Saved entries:
[START]

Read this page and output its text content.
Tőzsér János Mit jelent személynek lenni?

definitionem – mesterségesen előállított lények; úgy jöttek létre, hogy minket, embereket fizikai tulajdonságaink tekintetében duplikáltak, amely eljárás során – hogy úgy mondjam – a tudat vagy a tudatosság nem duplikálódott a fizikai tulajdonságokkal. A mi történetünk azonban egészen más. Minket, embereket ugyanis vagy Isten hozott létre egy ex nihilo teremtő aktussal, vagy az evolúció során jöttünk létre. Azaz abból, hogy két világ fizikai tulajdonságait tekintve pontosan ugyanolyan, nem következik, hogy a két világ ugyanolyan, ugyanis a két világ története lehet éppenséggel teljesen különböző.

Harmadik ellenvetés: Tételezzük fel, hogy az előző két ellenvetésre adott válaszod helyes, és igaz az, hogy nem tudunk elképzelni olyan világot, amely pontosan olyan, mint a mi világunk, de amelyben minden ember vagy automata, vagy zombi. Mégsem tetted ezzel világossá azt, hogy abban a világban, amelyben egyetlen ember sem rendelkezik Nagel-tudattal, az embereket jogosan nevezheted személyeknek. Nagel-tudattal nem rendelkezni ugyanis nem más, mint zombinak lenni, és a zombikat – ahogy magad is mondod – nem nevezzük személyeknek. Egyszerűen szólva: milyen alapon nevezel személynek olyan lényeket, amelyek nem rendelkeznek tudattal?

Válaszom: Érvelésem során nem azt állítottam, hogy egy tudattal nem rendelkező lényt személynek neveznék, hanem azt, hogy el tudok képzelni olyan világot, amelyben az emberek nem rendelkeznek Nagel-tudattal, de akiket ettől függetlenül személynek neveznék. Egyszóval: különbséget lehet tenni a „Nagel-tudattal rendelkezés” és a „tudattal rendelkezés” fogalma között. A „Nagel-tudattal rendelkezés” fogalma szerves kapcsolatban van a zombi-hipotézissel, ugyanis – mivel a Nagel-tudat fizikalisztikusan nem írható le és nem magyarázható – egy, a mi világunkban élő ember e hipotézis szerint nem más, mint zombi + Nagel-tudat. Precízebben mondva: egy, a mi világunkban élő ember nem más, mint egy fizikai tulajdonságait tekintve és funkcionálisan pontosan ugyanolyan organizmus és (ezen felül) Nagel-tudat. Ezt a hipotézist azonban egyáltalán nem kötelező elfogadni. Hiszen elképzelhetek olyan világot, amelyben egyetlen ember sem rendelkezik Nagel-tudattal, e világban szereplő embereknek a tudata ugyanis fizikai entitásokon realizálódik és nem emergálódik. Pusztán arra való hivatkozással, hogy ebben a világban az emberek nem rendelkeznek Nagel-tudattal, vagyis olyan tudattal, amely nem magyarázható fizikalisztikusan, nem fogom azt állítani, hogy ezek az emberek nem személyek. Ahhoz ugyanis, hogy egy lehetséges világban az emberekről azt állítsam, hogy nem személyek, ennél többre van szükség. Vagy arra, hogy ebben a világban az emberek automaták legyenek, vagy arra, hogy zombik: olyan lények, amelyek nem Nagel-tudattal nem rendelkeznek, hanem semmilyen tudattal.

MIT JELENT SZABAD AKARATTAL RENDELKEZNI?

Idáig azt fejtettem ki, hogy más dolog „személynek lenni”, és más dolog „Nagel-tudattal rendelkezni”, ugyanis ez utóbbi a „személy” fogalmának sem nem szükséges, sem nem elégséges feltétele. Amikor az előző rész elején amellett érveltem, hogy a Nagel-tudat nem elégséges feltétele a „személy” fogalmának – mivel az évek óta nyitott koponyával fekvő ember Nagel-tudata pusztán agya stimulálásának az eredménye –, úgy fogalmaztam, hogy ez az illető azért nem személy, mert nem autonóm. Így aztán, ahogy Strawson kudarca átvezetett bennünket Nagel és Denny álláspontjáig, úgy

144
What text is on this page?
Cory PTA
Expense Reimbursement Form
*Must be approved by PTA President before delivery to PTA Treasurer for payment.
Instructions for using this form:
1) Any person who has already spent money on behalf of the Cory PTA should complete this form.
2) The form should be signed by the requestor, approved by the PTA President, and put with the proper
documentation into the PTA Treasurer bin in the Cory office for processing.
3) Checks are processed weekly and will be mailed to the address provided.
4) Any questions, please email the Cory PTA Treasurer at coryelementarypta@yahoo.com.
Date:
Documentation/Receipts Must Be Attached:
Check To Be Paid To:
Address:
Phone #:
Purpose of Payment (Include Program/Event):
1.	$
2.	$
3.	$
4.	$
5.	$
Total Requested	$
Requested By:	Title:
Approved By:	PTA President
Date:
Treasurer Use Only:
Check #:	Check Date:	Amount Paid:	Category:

[END]

(TASK DIRECTIONS) Every line above should be retyped exactly as given.

(THE ANSWER)
Read this page and output its text content.
Tőzsér János Mit jelent személynek lenni?

definitionem – mesterségesen előállított lények; úgy jöttek létre, hogy minket, embereket fizikai tulajdonságaink tekintetében duplikáltak, amely eljárás során – hogy úgy mondjam – a tudat vagy a tudatosság nem duplikálódott a fizikai tulajdonságokkal. A mi történetünk azonban egészen más. Minket, embereket ugyanis vagy Isten hozott létre egy ex nihilo teremtő aktussal, vagy az evolúció során jöttünk létre. Azaz abból, hogy két világ fizikai tulajdonságait tekintve pontosan ugyanolyan, nem következik, hogy a két világ ugyanolyan, ugyanis a két világ története lehet éppenséggel teljesen különböző.

Harmadik ellenvetés: Tételezzük fel, hogy az előző két ellenvetésre adott válaszod helyes, és igaz az, hogy nem tudunk elképzelni olyan világot, amely pontosan olyan, mint a mi világunk, de amelyben minden ember vagy automata, vagy zombi. Mégsem tetted ezzel világossá azt, hogy abban a világban, amelyben egyetlen ember sem rendelkezik Nagel-tudattal, az embereket jogosan nevezheted személyeknek. Nagel-tudattal nem rendelkezni ugyanis nem más, mint zombinak lenni, és a zombikat – ahogy magad is mondod – nem nevezzük személyeknek. Egyszerűen szólva: milyen alapon nevezel személynek olyan lényeket, amelyek nem rendelkeznek tudattal?

Válaszom: Érvelésem során nem azt állítottam, hogy egy tudattal nem rendelkező lényt személynek neveznék, hanem azt, hogy el tudok képzelni olyan világot, amelyben az emberek nem rendelkeznek Nagel-tudattal, de akiket ettől függetlenül személynek neveznék. Egyszóval: különbséget lehet tenni a „Nagel-tudattal rendelkezés” és a „tudattal rendelkezés” fogalma között. A „Nagel-tudattal rendelkezés” fogalma szerves kapcsolatban van a zombi-hipotézissel, ugyanis – mivel a Nagel-tudat fizikalisztikusan nem írható le és nem magyarázható – egy, a mi világunkban élő ember e hipotézis szerint nem más, mint zombi + Nagel-tudat. Precízebben mondva: egy, a mi világunkban élő ember nem más, mint egy fizikai tulajdonságait tekintve és funkcionálisan pontosan ugyanolyan organizmus és (ezen felül) Nagel-tudat. Ezt a hipotézist azonban egyáltalán nem kötelező elfogadni. Hiszen elképzelhetek olyan világot, amelyben egyetlen ember sem rendelkezik Nagel-tudattal, e világban szereplő embereknek a tudata ugyanis fizikai entitásokon realizálódik és nem emergálódik. Pusztán arra való hivatkozással, hogy ebben a világban az emberek nem rendelkeznek Nagel-tudattal, vagyis olyan tudattal, amely nem magyarázható fizikalisztikusan, nem fogom azt állítani, hogy ezek az emberek nem személyek. Ahhoz ugyanis, hogy egy lehetséges világban az emberekről azt állítsam, hogy nem személyek, ennél többre van szükség. Vagy arra, hogy ebben a világban az emberek automaták legyenek, vagy arra, hogy zombik: olyan lények, amelyek nem Nagel-tudattal nem rendelkeznek, hanem semmilyen tudattal.

MIT JELENT SZABAD AKARATTAL RENDELKEZNI?

Idáig azt fejtettem ki, hogy más dolog „személynek lenni”, és más dolog „Nagel-tudattal rendelkezni”, ugyanis ez utóbbi a „személy” fogalmának sem nem szükséges, sem nem elégséges feltétele. Amikor az előző rész elején amellett érveltem, hogy a Nagel-tudat nem elégséges feltétele a „személy” fogalmának – mivel az évek óta nyitott koponyával fekvő ember Nagel-tudata pusztán agya stimulálásának az eredménye –, úgy fogalmaztam, hogy ez az illető azért nem személy, mert nem autonóm. Így aztán, ahogy Strawson kudarca átvezetett bennünket Nagel és Denny álláspontjáig, úgy

144
What text is on this page?
Cory PTA
Expense Reimbursement Form
*Must be approved by PTA President before delivery to PTA Treasurer for payment.
Instructions for using this form:
1) Any person who has already spent money on behalf of the Cory PTA should complete this form.
2) The form should be signed by the requestor, approved by the PTA President, and put with the proper
documentation into the PTA Treasurer bin in the Cory office for processing.
3) Checks are processed weekly and will be mailed to the address provided.
4) Any questions, please email the Cory PTA Treasurer at coryelementarypta@yahoo.com.
Date:
Documentation/Receipts Must Be Attached:
Check To Be Paid To:
Address:
Phone #:
Purpose of Payment (Include Program/Event):
1.	$
2.	$
3.	$
4.	$
5.	$
Total Requested	$
Requested By:	Title:
Approved By:	PTA President
Date:
Treasurer Use Only:
Check #:	Check Date:	Amount Paid:	Category:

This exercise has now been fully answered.